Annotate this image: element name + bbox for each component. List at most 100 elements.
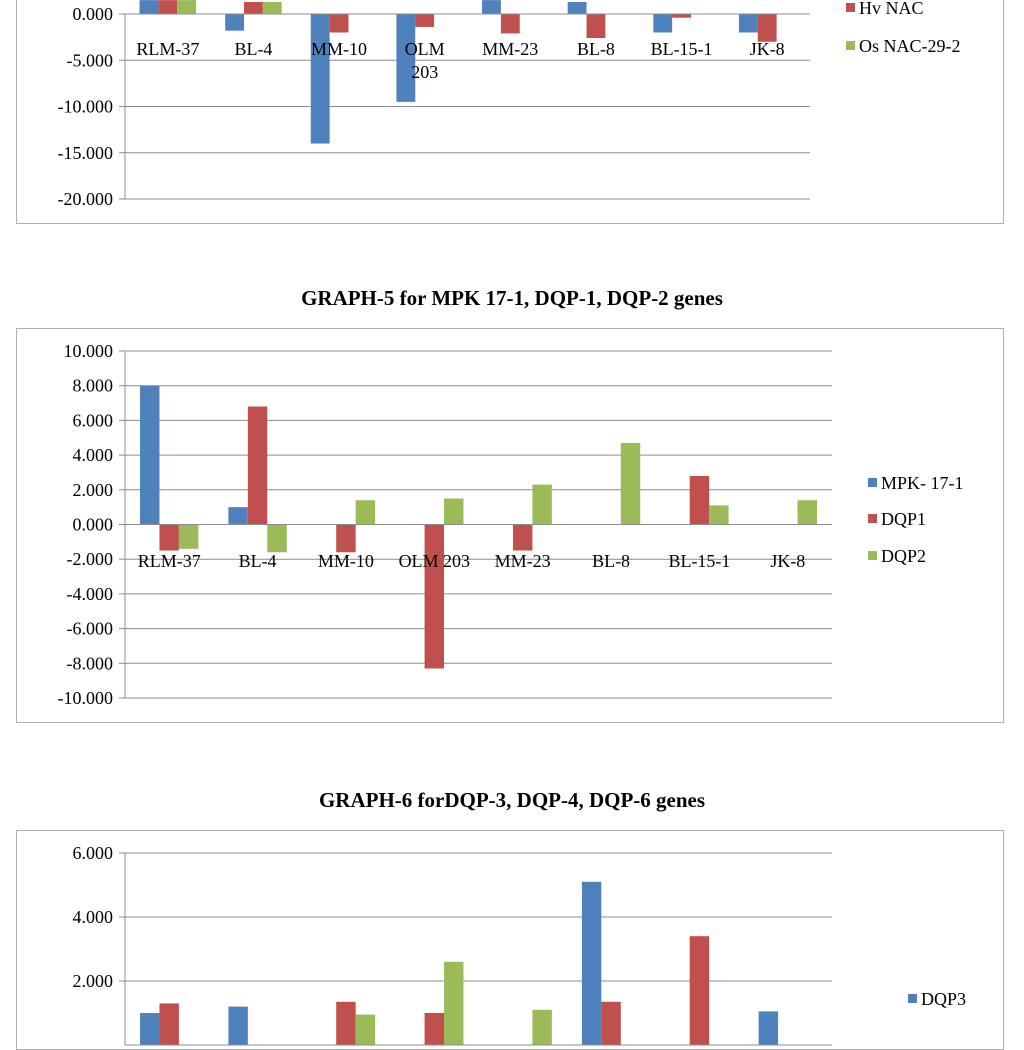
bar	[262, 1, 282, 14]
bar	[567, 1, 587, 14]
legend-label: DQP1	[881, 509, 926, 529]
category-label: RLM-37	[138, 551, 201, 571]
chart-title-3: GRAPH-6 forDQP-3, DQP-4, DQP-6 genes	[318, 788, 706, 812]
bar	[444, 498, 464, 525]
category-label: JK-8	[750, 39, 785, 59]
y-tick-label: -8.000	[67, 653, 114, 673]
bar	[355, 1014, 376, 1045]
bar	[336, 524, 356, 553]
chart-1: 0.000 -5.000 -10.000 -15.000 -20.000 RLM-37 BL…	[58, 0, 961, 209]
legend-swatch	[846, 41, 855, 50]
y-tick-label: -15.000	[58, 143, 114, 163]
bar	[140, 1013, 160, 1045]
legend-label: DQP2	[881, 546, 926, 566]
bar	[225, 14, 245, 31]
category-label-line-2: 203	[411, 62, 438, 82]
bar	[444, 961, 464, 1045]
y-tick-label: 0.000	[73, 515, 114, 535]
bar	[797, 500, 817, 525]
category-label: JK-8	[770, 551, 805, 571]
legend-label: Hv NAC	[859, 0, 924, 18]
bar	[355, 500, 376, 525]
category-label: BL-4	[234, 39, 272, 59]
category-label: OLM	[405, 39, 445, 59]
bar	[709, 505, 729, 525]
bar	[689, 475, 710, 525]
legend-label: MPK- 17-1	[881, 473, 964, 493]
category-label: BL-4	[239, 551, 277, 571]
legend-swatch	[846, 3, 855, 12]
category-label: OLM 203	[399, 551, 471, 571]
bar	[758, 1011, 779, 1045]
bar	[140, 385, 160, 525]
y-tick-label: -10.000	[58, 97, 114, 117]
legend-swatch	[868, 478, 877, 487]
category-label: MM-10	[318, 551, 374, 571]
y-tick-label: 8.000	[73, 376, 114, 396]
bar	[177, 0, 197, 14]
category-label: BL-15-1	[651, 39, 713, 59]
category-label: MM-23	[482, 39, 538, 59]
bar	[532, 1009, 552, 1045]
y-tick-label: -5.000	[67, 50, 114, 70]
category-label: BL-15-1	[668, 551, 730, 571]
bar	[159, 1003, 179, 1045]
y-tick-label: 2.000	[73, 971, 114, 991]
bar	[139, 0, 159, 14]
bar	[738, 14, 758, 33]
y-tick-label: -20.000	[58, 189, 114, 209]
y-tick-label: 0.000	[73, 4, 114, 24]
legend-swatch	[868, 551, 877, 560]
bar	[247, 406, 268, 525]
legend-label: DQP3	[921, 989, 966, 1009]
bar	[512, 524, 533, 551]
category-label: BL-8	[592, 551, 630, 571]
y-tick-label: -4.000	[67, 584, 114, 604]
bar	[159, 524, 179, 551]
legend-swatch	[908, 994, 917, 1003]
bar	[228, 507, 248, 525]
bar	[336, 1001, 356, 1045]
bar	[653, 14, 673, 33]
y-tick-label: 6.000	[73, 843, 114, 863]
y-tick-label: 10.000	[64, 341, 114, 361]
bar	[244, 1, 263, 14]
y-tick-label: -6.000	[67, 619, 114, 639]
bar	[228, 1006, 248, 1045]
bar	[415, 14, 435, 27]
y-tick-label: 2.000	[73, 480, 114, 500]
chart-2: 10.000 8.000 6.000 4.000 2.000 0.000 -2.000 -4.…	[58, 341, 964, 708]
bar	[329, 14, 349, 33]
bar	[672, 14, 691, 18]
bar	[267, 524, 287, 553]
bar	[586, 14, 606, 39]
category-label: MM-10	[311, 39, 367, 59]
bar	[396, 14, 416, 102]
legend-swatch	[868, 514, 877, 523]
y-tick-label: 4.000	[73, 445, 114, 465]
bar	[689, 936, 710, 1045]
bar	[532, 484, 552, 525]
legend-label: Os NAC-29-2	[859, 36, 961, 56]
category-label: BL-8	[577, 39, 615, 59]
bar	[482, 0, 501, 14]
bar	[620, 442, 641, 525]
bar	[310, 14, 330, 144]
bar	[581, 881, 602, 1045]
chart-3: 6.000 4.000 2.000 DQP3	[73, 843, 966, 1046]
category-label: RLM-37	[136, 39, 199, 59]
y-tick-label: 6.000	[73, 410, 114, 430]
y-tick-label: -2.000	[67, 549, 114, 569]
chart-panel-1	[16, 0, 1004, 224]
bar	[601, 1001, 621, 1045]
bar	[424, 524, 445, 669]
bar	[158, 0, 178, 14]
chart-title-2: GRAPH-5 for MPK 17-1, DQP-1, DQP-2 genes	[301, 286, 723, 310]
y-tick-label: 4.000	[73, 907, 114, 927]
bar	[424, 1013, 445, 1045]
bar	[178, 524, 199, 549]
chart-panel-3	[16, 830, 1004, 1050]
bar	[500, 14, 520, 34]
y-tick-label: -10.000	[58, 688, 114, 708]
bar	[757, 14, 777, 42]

-------

THE TASK
Reproduce each line of the entries in which the word "swatch" is found.

RESPONSE AREA
legend-swatch	[846, 41, 855, 50]
legend-swatch	[846, 3, 855, 12]
legend-swatch	[868, 478, 877, 487]
legend-swatch	[868, 551, 877, 560]
legend-swatch	[908, 994, 917, 1003]
legend-swatch	[868, 514, 877, 523]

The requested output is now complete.